## Exercise prompt:
Show every line in the records below that contains the word "dans".
---
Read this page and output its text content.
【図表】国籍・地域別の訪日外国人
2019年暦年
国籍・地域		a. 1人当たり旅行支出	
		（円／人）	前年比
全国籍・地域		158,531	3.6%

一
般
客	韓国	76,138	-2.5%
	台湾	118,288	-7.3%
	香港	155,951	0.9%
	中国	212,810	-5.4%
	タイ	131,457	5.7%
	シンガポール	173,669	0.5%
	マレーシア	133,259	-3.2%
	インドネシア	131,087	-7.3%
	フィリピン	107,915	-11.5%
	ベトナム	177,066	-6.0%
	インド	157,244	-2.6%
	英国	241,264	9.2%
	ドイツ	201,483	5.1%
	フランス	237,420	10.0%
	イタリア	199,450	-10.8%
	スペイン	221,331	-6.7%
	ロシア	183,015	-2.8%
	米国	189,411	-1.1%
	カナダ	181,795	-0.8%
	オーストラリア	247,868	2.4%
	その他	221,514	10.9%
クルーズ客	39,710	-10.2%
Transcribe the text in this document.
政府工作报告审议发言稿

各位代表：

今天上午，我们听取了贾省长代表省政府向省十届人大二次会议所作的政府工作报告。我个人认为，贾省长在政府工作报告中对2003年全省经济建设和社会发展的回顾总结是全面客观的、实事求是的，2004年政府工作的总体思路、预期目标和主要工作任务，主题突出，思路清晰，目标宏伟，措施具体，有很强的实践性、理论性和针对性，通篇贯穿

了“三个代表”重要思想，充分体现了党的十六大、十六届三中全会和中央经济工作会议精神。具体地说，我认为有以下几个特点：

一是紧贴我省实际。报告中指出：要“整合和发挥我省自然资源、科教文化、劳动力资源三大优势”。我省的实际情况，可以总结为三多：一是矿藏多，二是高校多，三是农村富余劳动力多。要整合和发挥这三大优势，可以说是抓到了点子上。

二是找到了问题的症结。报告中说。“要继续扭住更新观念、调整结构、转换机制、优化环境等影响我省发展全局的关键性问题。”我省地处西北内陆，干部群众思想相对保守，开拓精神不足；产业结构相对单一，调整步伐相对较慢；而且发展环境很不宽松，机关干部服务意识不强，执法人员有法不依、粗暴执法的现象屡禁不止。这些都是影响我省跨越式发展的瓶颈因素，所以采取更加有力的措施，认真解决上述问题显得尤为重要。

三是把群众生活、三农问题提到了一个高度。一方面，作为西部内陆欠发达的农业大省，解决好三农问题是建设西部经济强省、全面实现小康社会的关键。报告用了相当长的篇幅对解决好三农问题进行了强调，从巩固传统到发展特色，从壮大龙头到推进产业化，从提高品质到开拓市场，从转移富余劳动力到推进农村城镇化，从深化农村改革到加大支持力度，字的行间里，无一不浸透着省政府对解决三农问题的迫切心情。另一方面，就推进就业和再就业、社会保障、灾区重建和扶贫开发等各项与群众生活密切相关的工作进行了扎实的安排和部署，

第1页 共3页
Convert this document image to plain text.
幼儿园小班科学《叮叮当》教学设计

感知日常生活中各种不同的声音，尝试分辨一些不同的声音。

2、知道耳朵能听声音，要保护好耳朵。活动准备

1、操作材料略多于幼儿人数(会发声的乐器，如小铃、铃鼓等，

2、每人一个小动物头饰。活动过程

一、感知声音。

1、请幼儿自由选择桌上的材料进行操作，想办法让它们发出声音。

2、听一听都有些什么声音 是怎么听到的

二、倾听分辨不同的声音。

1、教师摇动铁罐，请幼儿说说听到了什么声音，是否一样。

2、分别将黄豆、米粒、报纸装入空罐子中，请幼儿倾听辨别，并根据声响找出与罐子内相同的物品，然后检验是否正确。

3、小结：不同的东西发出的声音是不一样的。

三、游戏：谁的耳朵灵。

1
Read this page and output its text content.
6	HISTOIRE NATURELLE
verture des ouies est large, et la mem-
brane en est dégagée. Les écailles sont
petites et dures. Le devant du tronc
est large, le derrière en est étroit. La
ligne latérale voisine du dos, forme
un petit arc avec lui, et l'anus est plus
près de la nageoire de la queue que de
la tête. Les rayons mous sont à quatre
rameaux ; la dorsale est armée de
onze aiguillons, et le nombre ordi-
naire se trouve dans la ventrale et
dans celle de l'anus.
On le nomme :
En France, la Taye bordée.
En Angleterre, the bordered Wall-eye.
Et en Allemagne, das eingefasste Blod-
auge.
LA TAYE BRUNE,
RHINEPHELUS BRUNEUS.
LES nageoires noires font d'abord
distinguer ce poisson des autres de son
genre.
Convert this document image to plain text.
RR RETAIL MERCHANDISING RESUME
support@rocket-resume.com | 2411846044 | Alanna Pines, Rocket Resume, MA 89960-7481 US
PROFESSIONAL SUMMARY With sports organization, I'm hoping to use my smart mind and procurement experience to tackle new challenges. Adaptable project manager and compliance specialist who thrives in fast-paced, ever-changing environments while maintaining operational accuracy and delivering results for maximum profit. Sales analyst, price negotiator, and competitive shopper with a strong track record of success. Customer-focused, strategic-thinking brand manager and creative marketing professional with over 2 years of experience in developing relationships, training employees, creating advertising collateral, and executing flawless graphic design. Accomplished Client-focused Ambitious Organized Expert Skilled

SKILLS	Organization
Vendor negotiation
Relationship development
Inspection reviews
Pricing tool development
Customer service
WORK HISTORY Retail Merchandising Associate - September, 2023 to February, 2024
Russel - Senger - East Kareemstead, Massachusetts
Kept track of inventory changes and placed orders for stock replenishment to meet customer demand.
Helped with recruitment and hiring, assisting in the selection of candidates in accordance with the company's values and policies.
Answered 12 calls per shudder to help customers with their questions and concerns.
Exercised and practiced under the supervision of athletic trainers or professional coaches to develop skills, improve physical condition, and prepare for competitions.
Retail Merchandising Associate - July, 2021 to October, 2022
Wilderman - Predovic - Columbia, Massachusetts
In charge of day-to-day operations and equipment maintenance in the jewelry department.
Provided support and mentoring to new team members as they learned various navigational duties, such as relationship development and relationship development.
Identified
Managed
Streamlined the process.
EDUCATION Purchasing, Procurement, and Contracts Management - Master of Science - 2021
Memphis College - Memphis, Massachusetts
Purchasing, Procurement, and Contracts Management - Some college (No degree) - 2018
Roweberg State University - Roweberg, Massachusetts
---
## Result of the task:
naire se trouve dans la ventrale et
dans celle de l'anus.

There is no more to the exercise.